[DATA LINES]
══════

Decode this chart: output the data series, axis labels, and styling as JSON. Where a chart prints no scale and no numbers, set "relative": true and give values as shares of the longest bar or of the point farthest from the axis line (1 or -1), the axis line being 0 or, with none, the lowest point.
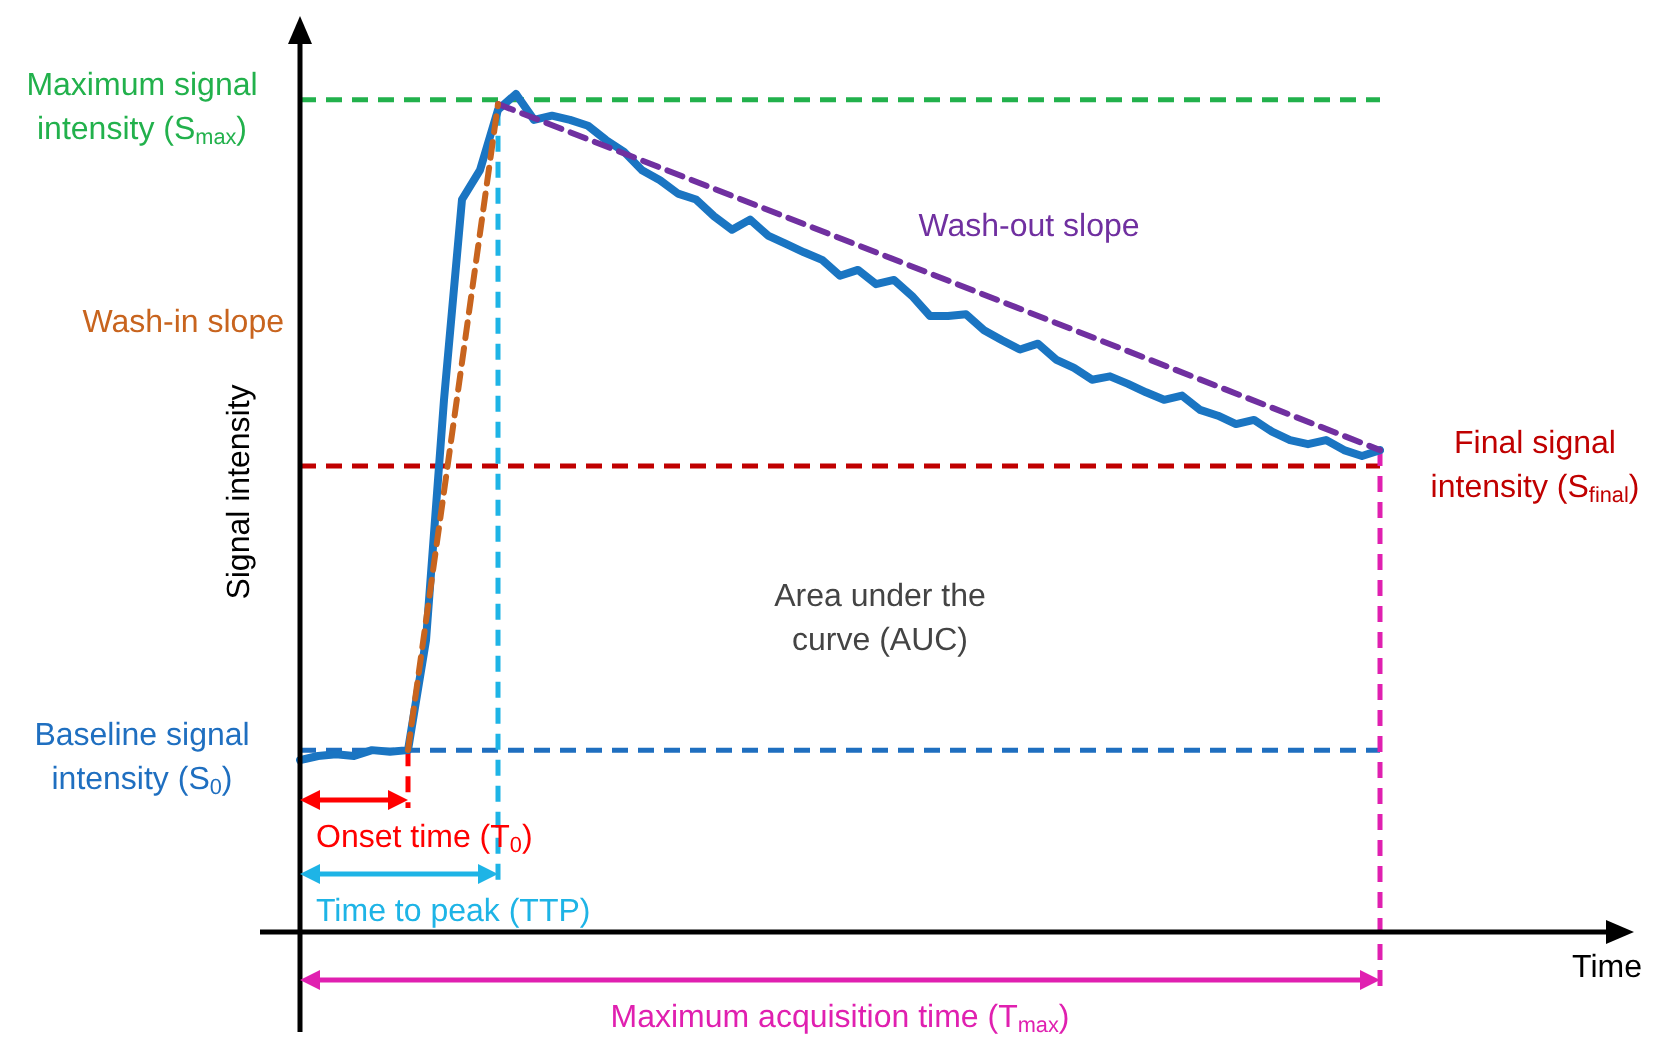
{
  "chart_data": {
    "type": "line",
    "relative": true,
    "ylabel": "Signal intensity",
    "legend": false,
    "marker": "none",
    "categories": [
      null,
      null,
      null,
      null,
      null,
      null,
      null,
      null,
      null,
      null,
      null,
      null,
      null,
      null,
      null,
      null,
      null,
      null,
      null,
      null,
      null,
      null,
      null,
      null,
      null,
      null,
      null,
      null,
      null,
      null,
      null,
      null,
      null,
      null,
      null,
      null,
      null,
      null,
      null,
      null,
      null,
      null,
      null,
      null,
      null,
      null,
      null,
      null,
      null,
      null,
      null,
      null,
      null,
      null,
      null,
      null,
      null,
      null,
      null,
      null,
      null
    ],
    "series": [
      {
        "color": "#1a75c2",
        "values": [
          0.205,
          0.21,
          0.212,
          0.21,
          0.217,
          0.215,
          0.217,
          0.348,
          0.635,
          0.874,
          0.909,
          0.981,
          1,
          0.969,
          0.974,
          0.969,
          0.962,
          0.945,
          0.931,
          0.909,
          0.897,
          0.881,
          0.874,
          0.854,
          0.838,
          0.85,
          0.831,
          0.821,
          0.811,
          0.802,
          0.783,
          0.79,
          0.773,
          0.778,
          0.759,
          0.735,
          0.735,
          0.737,
          0.718,
          0.706,
          0.695,
          0.702,
          0.683,
          0.673,
          0.659,
          0.663,
          0.654,
          0.644,
          0.635,
          0.64,
          0.623,
          0.616,
          0.606,
          0.611,
          0.597,
          0.587,
          0.582,
          0.587,
          0.575,
          0.568,
          0.575
        ]
      },
      {
        "name": "Wash-in slope",
        "line_style": "dashed",
        "color": "#c8641e",
        "values": [
          null,
          null,
          null,
          null,
          null,
          null,
          0.217,
          null,
          null,
          null,
          null,
          0.988,
          null,
          null,
          null,
          null,
          null,
          null,
          null,
          null,
          null,
          null,
          null,
          null,
          null,
          null,
          null,
          null,
          null,
          null,
          null,
          null,
          null,
          null,
          null,
          null,
          null,
          null,
          null,
          null,
          null,
          null,
          null,
          null,
          null,
          null,
          null,
          null,
          null,
          null,
          null,
          null,
          null,
          null,
          null,
          null,
          null,
          null,
          null,
          null,
          null
        ]
      },
      {
        "name": "Wash-out slope",
        "line_style": "dashed",
        "color": "#7030a0",
        "values": [
          null,
          null,
          null,
          null,
          null,
          null,
          null,
          null,
          null,
          null,
          null,
          0.988,
          null,
          null,
          null,
          null,
          null,
          null,
          null,
          null,
          null,
          null,
          null,
          null,
          null,
          null,
          null,
          null,
          null,
          null,
          null,
          null,
          null,
          null,
          null,
          null,
          null,
          null,
          null,
          null,
          null,
          null,
          null,
          null,
          null,
          null,
          null,
          null,
          null,
          null,
          null,
          null,
          null,
          null,
          null,
          null,
          null,
          null,
          null,
          null,
          0.575
        ]
      }
    ],
    "ref_lines": [
      {
        "axis": "y",
        "value": 0.993,
        "label": "Maximum signal intensity (S$_{max}$)",
        "color": "#22b14c",
        "line_style": "dashed"
      },
      {
        "axis": "y",
        "value": 0.556,
        "label": "Final signal intensity (S$_{final}$)",
        "color": "#c00000",
        "line_style": "dashed"
      },
      {
        "axis": "y",
        "value": 0.217,
        "label": "Baseline signal intensity (S$_{0}$)",
        "color": "#1f6fc0",
        "line_style": "dashed"
      }
    ],
    "annotations": [
      "Area under the curve (AUC)",
      "Onset time (T$_{0}$)",
      "Time to peak (TTP)",
      "Maximum acquisition time (T$_{max}$)",
      "Time"
    ]
  }
}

══════

[DIRECTIVE] Make an exact copy of the listing above. Do not include the pictures.

[SOLUTION FOR THIS EXERCISE]
Decode this chart: output the data series, axis labels, and styling as JSON. Where a chart prints no scale and no numbers, set "relative": true and give values as shares of the longest bar or of the point farthest from the axis line (1 or -1), the axis line being 0 or, with none, the lowest point.
{
  "chart_data": {
    "type": "line",
    "relative": true,
    "ylabel": "Signal intensity",
    "legend": false,
    "marker": "none",
    "categories": [
      null,
      null,
      null,
      null,
      null,
      null,
      null,
      null,
      null,
      null,
      null,
      null,
      null,
      null,
      null,
      null,
      null,
      null,
      null,
      null,
      null,
      null,
      null,
      null,
      null,
      null,
      null,
      null,
      null,
      null,
      null,
      null,
      null,
      null,
      null,
      null,
      null,
      null,
      null,
      null,
      null,
      null,
      null,
      null,
      null,
      null,
      null,
      null,
      null,
      null,
      null,
      null,
      null,
      null,
      null,
      null,
      null,
      null,
      null,
      null,
      null
    ],
    "series": [
      {
        "color": "#1a75c2",
        "values": [
          0.205,
          0.21,
          0.212,
          0.21,
          0.217,
          0.215,
          0.217,
          0.348,
          0.635,
          0.874,
          0.909,
          0.981,
          1,
          0.969,
          0.974,
          0.969,
          0.962,
          0.945,
          0.931,
          0.909,
          0.897,
          0.881,
          0.874,
          0.854,
          0.838,
          0.85,
          0.831,
          0.821,
          0.811,
          0.802,
          0.783,
          0.79,
          0.773,
          0.778,
          0.759,
          0.735,
          0.735,
          0.737,
          0.718,
          0.706,
          0.695,
          0.702,
          0.683,
          0.673,
          0.659,
          0.663,
          0.654,
          0.644,
          0.635,
          0.64,
          0.623,
          0.616,
          0.606,
          0.611,
          0.597,
          0.587,
          0.582,
          0.587,
          0.575,
          0.568,
          0.575
        ]
      },
      {
        "name": "Wash-in slope",
        "line_style": "dashed",
        "color": "#c8641e",
        "values": [
          null,
          null,
          null,
          null,
          null,
          null,
          0.217,
          null,
          null,
          null,
          null,
          0.988,
          null,
          null,
          null,
          null,
          null,
          null,
          null,
          null,
          null,
          null,
          null,
          null,
          null,
          null,
          null,
          null,
          null,
          null,
          null,
          null,
          null,
          null,
          null,
          null,
          null,
          null,
          null,
          null,
          null,
          null,
          null,
          null,
          null,
          null,
          null,
          null,
          null,
          null,
          null,
          null,
          null,
          null,
          null,
          null,
          null,
          null,
          null,
          null,
          null
        ]
      },
      {
        "name": "Wash-out slope",
        "line_style": "dashed",
        "color": "#7030a0",
        "values": [
          null,
          null,
          null,
          null,
          null,
          null,
          null,
          null,
          null,
          null,
          null,
          0.988,
          null,
          null,
          null,
          null,
          null,
          null,
          null,
          null,
          null,
          null,
          null,
          null,
          null,
          null,
          null,
          null,
          null,
          null,
          null,
          null,
          null,
          null,
          null,
          null,
          null,
          null,
          null,
          null,
          null,
          null,
          null,
          null,
          null,
          null,
          null,
          null,
          null,
          null,
          null,
          null,
          null,
          null,
          null,
          null,
          null,
          null,
          null,
          null,
          0.575
        ]
      }
    ],
    "ref_lines": [
      {
        "axis": "y",
        "value": 0.993,
        "label": "Maximum signal intensity (S$_{max}$)",
        "color": "#22b14c",
        "line_style": "dashed"
      },
      {
        "axis": "y",
        "value": 0.556,
        "label": "Final signal intensity (S$_{final}$)",
        "color": "#c00000",
        "line_style": "dashed"
      },
      {
        "axis": "y",
        "value": 0.217,
        "label": "Baseline signal intensity (S$_{0}$)",
        "color": "#1f6fc0",
        "line_style": "dashed"
      }
    ],
    "annotations": [
      "Area under the curve (AUC)",
      "Onset time (T$_{0}$)",
      "Time to peak (TTP)",
      "Maximum acquisition time (T$_{max}$)",
      "Time"
    ]
  }
}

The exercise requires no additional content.